Identify each line below that contains the word "bousteadtravel", and copy it out.

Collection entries
★ ★ ★ ★ ★

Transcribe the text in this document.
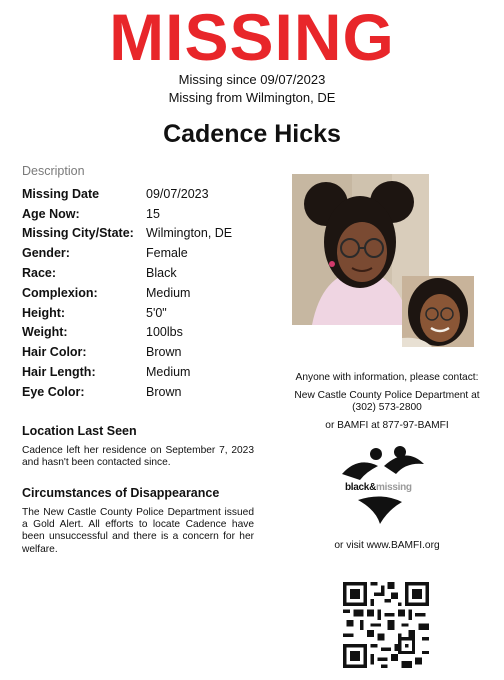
MISSING
Missing since 09/07/2023
Missing from Wilmington, DE
Cadence Hicks
Description
Missing Date	09/07/2023
Age Now:	15
Missing City/State: Wilmington, DE
Gender:	Female
Race:	Black
Complexion:	Medium
Height:	5'0"
Weight:	100lbs
Hair Color:	Brown
Hair Length:	Medium
Eye Color:	Brown
Location Last Seen
Cadence left her residence on September 7, 2023 and hasn't been contacted since.
Circumstances of Disappearance
The New Castle County Police Department issued a Gold Alert. All efforts to locate Cadence have been unsuccessful and there is a concern for her welfare.
Anyone with information, please contact:
New Castle County Police Department at
(302) 573-2800
or BAMFI at 877-97-BAMFI
black&missing
or visit www.BAMFI.org
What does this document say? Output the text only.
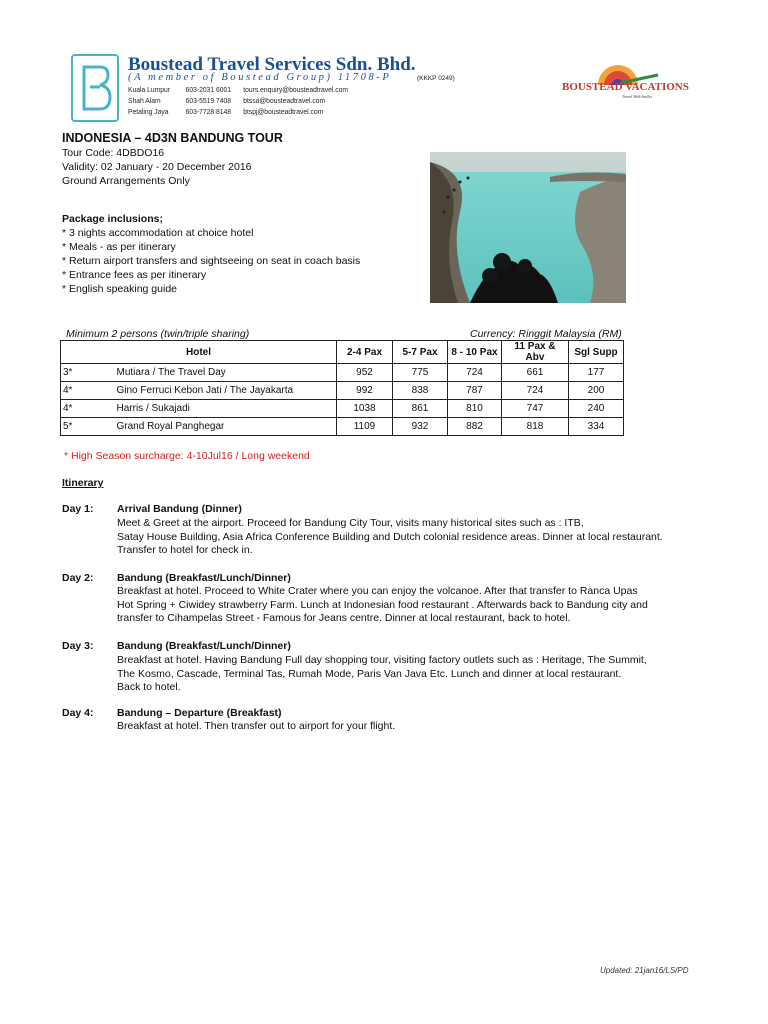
Boustead Travel Services Sdn. Bhd.
(A member of Boustead Group) 11708-P	(KKKP 0249)
Kuala Lumpur 603-2031 6001 tours.enquiry@bousteadtravel.com
Shah Alam	603-5519 7408 btssa@bousteadtravel.com
Petaling Jaya 603-7728 8148 btspj@bousteadtravel.com
BOUSTEAD VACATIONS
Travel With Smiles
INDONESIA – 4D3N BANDUNG TOUR
Tour Code: 4DBDO16
Validity: 02 January - 20 December 2016
Ground Arrangements Only
Package inclusions;
* 3 nights accommodation at choice hotel
* Meals - as per itinerary
* Return airport transfers and sightseeing on seat in coach basis
* Entrance fees as per itinerary
* English speaking guide
Minimum 2 persons (twin/triple sharing)	Currency: Ringgit Malaysia (RM)
Hotel		2-4 Pax	5-7 Pax	8 - 10 Pax	11 Pax & Abv	Sgl Supp
3*	Mutiara / The Travel Day	952	775	724	661	177
4*	Gino Ferruci Kebon Jati / The Jayakarta	992	838	787	724	200
4*	Harris / Sukajadi	1038	861	810	747	240
5*	Grand Royal Panghegar	1109	932	882	818	334
* High Season surcharge: 4-10Jul16 / Long weekend
Itinerary
Day 1: Arrival Bandung (Dinner)
Meet & Greet at the airport. Proceed for Bandung City Tour, visits many historical sites such as : ITB,
Satay House Building, Asia Africa Conference Building and Dutch colonial residence areas. Dinner at local restaurant.
Transfer to hotel for check in.
Day 2: Bandung (Breakfast/Lunch/Dinner)
Breakfast at hotel. Proceed to White Crater where you can enjoy the volcanoe. After that transfer to Ranca Upas
Hot Spring + Ciwidey strawberry Farm. Lunch at Indonesian food restaurant . Afterwards back to Bandung city and
transfer to Cihampelas Street - Famous for Jeans centre. Dinner at local restaurant, back to hotel.
Day 3: Bandung (Breakfast/Lunch/Dinner)
Breakfast at hotel. Having Bandung Full day shopping tour, visiting factory outlets such as : Heritage, The Summit,
The Kosmo, Cascade, Terminal Tas, Rumah Mode, Paris Van Java Etc. Lunch and dinner at local restaurant.
Back to hotel.
Day 4: Bandung – Departure (Breakfast)
Breakfast at hotel. Then transfer out to airport for your flight.
Updated: 21jan16/LS/PD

★ ★ ★ ★ ★

◆ **Output of the exercise**:
Kuala Lumpur 603-2031 6001 tours.enquiry@bousteadtravel.com
Shah Alam	603-5519 7408 btssa@bousteadtravel.com
Petaling Jaya 603-7728 8148 btspj@bousteadtravel.com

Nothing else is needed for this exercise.